# Problem to solve
Copy the records below verbatim, beginning at the first line and stopping after the line containing "column-header-remove-application: Remove Application".

Raw records:
= = =
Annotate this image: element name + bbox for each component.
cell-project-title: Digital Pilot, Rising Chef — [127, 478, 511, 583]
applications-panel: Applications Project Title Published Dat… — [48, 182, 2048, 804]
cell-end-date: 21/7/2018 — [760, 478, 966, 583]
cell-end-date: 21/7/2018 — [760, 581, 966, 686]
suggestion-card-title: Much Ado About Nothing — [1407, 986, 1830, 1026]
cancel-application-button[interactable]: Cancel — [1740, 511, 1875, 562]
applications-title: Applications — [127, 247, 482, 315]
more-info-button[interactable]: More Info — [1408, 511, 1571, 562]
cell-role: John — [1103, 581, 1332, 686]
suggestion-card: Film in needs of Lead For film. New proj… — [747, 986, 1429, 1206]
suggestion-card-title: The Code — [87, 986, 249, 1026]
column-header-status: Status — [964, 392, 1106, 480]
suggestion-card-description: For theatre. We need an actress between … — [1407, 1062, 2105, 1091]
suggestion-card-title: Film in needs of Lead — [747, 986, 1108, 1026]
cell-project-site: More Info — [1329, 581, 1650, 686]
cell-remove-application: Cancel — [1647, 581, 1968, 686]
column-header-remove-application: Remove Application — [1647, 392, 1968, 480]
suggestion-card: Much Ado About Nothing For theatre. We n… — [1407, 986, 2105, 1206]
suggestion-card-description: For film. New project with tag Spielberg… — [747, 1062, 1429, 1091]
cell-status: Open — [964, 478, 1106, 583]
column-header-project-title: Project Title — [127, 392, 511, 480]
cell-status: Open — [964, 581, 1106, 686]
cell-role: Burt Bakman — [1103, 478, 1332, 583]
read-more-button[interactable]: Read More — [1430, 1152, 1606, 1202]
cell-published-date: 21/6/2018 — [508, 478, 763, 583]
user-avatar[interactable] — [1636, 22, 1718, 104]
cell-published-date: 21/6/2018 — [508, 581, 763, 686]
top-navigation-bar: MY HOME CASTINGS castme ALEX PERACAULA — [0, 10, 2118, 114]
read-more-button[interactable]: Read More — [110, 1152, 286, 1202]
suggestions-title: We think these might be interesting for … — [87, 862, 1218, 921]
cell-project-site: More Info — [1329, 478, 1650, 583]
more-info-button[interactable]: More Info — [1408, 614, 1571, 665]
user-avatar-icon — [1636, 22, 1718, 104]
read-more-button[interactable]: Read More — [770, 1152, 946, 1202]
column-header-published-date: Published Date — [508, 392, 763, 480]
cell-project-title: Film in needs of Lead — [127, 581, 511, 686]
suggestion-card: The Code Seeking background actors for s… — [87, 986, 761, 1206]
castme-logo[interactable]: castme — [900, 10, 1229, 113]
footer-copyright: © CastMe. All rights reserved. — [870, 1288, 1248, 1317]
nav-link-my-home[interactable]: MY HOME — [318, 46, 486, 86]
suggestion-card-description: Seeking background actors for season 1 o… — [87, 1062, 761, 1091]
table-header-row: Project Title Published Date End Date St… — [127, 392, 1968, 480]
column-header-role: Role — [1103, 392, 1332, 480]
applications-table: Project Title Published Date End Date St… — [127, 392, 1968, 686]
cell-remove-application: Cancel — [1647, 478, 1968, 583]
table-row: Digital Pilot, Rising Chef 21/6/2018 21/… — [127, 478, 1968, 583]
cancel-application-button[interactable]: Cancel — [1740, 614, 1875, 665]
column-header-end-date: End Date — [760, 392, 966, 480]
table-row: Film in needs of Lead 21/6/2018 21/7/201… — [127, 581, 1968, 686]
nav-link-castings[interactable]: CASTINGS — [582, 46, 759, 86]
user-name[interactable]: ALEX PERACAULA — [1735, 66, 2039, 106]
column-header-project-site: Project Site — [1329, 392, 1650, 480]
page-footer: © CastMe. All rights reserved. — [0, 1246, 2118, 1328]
= = =
# Task output
Annotate this image: element name + bbox for each component.
cell-project-title: Digital Pilot, Rising Chef — [127, 478, 511, 583]
applications-panel: Applications Project Title Published Dat… — [48, 182, 2048, 804]
cell-end-date: 21/7/2018 — [760, 478, 966, 583]
cell-end-date: 21/7/2018 — [760, 581, 966, 686]
suggestion-card-title: Much Ado About Nothing — [1407, 986, 1830, 1026]
cancel-application-button[interactable]: Cancel — [1740, 511, 1875, 562]
applications-title: Applications — [127, 247, 482, 315]
more-info-button[interactable]: More Info — [1408, 511, 1571, 562]
cell-role: John — [1103, 581, 1332, 686]
suggestion-card: Film in needs of Lead For film. New proj… — [747, 986, 1429, 1206]
suggestion-card-title: The Code — [87, 986, 249, 1026]
column-header-status: Status — [964, 392, 1106, 480]
suggestion-card-description: For theatre. We need an actress between … — [1407, 1062, 2105, 1091]
suggestion-card-title: Film in needs of Lead — [747, 986, 1108, 1026]
cell-project-site: More Info — [1329, 581, 1650, 686]
cell-remove-application: Cancel — [1647, 581, 1968, 686]
column-header-remove-application: Remove Application — [1647, 392, 1968, 480]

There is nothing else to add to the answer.